YOUR TASK:
Transcribe all of the material exactly, except for its pictures.

GIVEN DATA:
>>>>>

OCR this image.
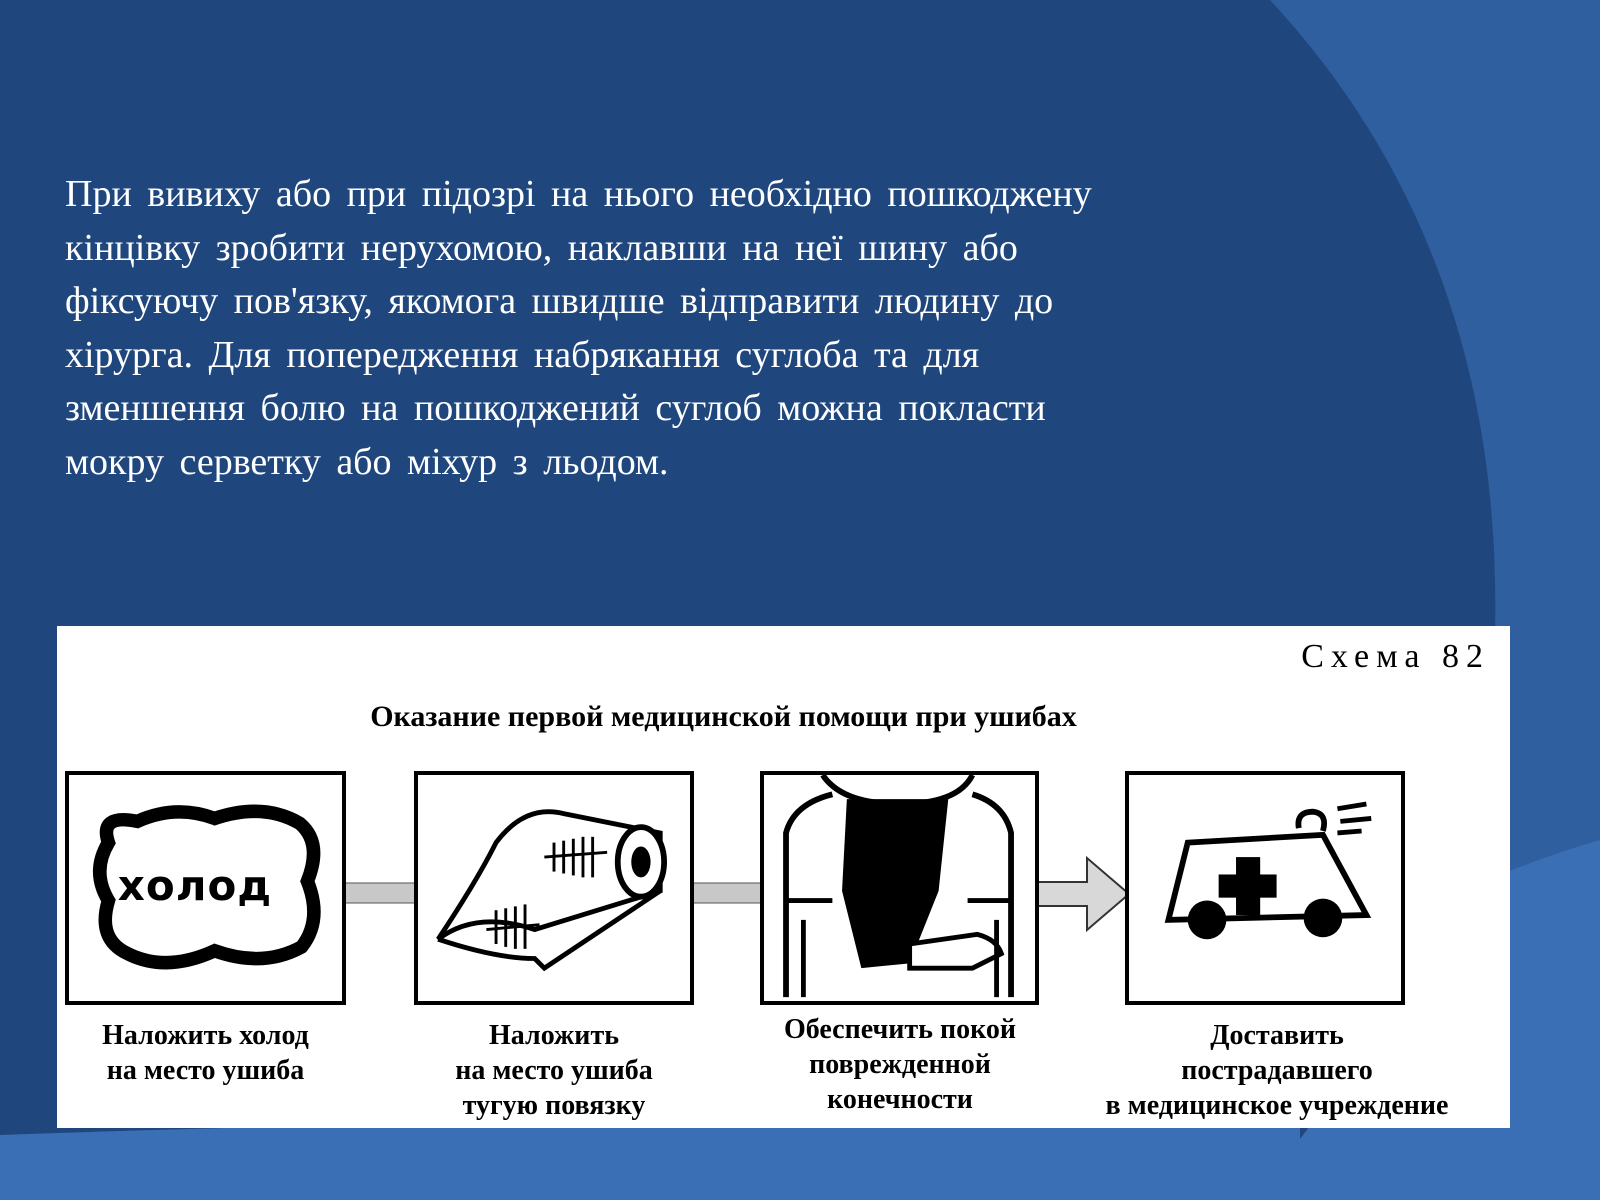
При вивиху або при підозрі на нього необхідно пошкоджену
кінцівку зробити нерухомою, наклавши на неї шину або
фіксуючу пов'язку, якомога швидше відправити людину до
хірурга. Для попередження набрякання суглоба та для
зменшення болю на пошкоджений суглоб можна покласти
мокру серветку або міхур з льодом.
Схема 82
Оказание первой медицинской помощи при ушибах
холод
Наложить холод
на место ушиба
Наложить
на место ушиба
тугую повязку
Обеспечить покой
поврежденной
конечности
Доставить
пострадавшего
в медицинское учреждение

<<<<<

FINISHED TASK:
OCR this image.
При вивиху або при підозрі на нього необхідно пошкоджену
кінцівку зробити нерухомою, наклавши на неї шину або
фіксуючу пов'язку, якомога швидше відправити людину до
хірурга. Для попередження набрякання суглоба та для
зменшення болю на пошкоджений суглоб можна покласти
мокру серветку або міхур з льодом.
Схема 82
Оказание первой медицинской помощи при ушибах
холод
Наложить холод
на место ушиба
Наложить
на место ушиба
тугую повязку
Обеспечить покой
поврежденной
конечности
Доставить
пострадавшего
в медицинское учреждение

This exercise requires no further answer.